Description of the task ▸ Print, exactly and completely, the data that appears below.

= Beginning of Section =

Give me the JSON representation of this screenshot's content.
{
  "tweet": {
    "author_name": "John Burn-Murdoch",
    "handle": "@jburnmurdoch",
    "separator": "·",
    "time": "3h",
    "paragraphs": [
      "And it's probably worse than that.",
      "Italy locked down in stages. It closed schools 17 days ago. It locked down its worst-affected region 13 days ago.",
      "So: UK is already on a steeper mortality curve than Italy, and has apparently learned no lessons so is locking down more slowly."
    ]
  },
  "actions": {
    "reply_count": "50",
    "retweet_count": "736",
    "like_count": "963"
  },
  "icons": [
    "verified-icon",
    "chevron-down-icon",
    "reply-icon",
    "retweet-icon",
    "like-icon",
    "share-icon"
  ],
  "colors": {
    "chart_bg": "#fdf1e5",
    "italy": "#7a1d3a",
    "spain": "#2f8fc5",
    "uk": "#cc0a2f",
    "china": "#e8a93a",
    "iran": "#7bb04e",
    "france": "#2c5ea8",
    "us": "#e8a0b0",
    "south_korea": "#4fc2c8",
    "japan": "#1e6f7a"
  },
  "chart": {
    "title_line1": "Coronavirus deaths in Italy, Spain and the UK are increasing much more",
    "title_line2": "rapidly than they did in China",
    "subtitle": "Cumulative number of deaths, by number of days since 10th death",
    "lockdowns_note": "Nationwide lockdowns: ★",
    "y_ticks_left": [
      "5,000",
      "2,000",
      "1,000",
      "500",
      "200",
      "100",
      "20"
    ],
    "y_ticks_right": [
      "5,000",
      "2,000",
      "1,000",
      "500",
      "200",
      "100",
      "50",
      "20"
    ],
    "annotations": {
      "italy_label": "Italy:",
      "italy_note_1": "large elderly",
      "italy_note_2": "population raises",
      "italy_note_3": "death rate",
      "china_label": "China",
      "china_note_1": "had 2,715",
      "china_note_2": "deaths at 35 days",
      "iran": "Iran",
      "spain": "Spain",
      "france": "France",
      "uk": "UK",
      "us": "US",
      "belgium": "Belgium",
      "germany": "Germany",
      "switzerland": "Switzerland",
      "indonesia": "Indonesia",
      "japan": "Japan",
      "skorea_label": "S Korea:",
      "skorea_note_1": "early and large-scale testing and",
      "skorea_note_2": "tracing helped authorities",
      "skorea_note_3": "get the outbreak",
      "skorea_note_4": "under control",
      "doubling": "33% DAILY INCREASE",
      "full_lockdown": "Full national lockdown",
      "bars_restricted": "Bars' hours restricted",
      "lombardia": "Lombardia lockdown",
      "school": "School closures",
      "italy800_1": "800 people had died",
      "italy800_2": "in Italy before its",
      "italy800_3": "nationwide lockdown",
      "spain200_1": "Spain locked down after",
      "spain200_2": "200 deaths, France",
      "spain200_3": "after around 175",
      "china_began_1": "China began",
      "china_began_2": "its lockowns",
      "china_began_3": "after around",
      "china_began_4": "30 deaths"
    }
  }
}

= End of Section =

Exercise solution ▸
Give me the JSON representation of this screenshot's content.
{
  "tweet": {
    "author_name": "John Burn-Murdoch",
    "handle": "@jburnmurdoch",
    "separator": "·",
    "time": "3h",
    "paragraphs": [
      "And it's probably worse than that.",
      "Italy locked down in stages. It closed schools 17 days ago. It locked down its worst-affected region 13 days ago.",
      "So: UK is already on a steeper mortality curve than Italy, and has apparently learned no lessons so is locking down more slowly."
    ]
  },
  "actions": {
    "reply_count": "50",
    "retweet_count": "736",
    "like_count": "963"
  },
  "icons": [
    "verified-icon",
    "chevron-down-icon",
    "reply-icon",
    "retweet-icon",
    "like-icon",
    "share-icon"
  ],
  "colors": {
    "chart_bg": "#fdf1e5",
    "italy": "#7a1d3a",
    "spain": "#2f8fc5",
    "uk": "#cc0a2f",
    "china": "#e8a93a",
    "iran": "#7bb04e",
    "france": "#2c5ea8",
    "us": "#e8a0b0",
    "south_korea": "#4fc2c8",
    "japan": "#1e6f7a"
  },
  "chart": {
    "title_line1": "Coronavirus deaths in Italy, Spain and the UK are increasing much more",
    "title_line2": "rapidly than they did in China",
    "subtitle": "Cumulative number of deaths, by number of days since 10th death",
    "lockdowns_note": "Nationwide lockdowns: ★",
    "y_ticks_left": [
      "5,000",
      "2,000",
      "1,000",
      "500",
      "200",
      "100",
      "20"
    ],
    "y_ticks_right": [
      "5,000",
      "2,000",
      "1,000",
      "500",
      "200",
      "100",
      "50",
      "20"
    ],
    "annotations": {
      "italy_label": "Italy:",
      "italy_note_1": "large elderly",
      "italy_note_2": "population raises",
      "italy_note_3": "death rate",
      "china_label": "China",
      "china_note_1": "had 2,715",
      "china_note_2": "deaths at 35 days",
      "iran": "Iran",
      "spain": "Spain",
      "france": "France",
      "uk": "UK",
      "us": "US",
      "belgium": "Belgium",
      "germany": "Germany",
      "switzerland": "Switzerland",
      "indonesia": "Indonesia",
      "japan": "Japan",
      "skorea_label": "S Korea:",
      "skorea_note_1": "early and large-scale testing and",
      "skorea_note_2": "tracing helped authorities",
      "skorea_note_3": "get the outbreak",
      "skorea_note_4": "under control",
      "doubling": "33% DAILY INCREASE",
      "full_lockdown": "Full national lockdown",
      "bars_restricted": "Bars' hours restricted",
      "lombardia": "Lombardia lockdown",
      "school": "School closures",
      "italy800_1": "800 people had died",
      "italy800_2": "in Italy before its",
      "italy800_3": "nationwide lockdown",
      "spain200_1": "Spain locked down after",
      "spain200_2": "200 deaths, France",
      "spain200_3": "after around 175",
      "china_began_1": "China began",
      "china_began_2": "its lockowns",
      "china_began_3": "after around",
      "china_began_4": "30 deaths"
    }
  }
}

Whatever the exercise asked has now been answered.